::: Given data :::
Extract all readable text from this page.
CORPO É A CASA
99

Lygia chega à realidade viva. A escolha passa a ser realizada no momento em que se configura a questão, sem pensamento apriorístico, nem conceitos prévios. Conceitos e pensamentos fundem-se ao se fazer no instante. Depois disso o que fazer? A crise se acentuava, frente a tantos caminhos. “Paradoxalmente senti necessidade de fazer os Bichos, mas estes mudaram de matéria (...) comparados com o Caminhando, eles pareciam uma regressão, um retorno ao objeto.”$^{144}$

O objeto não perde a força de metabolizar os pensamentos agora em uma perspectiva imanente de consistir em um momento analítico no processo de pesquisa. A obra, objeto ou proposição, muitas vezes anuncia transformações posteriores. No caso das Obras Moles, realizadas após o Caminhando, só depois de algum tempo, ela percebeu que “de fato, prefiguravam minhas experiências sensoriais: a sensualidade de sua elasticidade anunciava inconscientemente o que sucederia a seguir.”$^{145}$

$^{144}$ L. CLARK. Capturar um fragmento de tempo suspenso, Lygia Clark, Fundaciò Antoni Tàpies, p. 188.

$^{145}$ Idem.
:::
> Task objective: Reproduce the material above, every line of it, exactly.

> The result:
Extract all readable text from this page.
CORPO É A CASA
99

Lygia chega à realidade viva. A escolha passa a ser realizada no momento em que se configura a questão, sem pensamento apriorístico, nem conceitos prévios. Conceitos e pensamentos fundem-se ao se fazer no instante. Depois disso o que fazer? A crise se acentuava, frente a tantos caminhos. “Paradoxalmente senti necessidade de fazer os Bichos, mas estes mudaram de matéria (...) comparados com o Caminhando, eles pareciam uma regressão, um retorno ao objeto.”$^{144}$

O objeto não perde a força de metabolizar os pensamentos agora em uma perspectiva imanente de consistir em um momento analítico no processo de pesquisa. A obra, objeto ou proposição, muitas vezes anuncia transformações posteriores. No caso das Obras Moles, realizadas após o Caminhando, só depois de algum tempo, ela percebeu que “de fato, prefiguravam minhas experiências sensoriais: a sensualidade de sua elasticidade anunciava inconscientemente o que sucederia a seguir.”$^{145}$

$^{144}$ L. CLARK. Capturar um fragmento de tempo suspenso, Lygia Clark, Fundaciò Antoni Tàpies, p. 188.

$^{145}$ Idem.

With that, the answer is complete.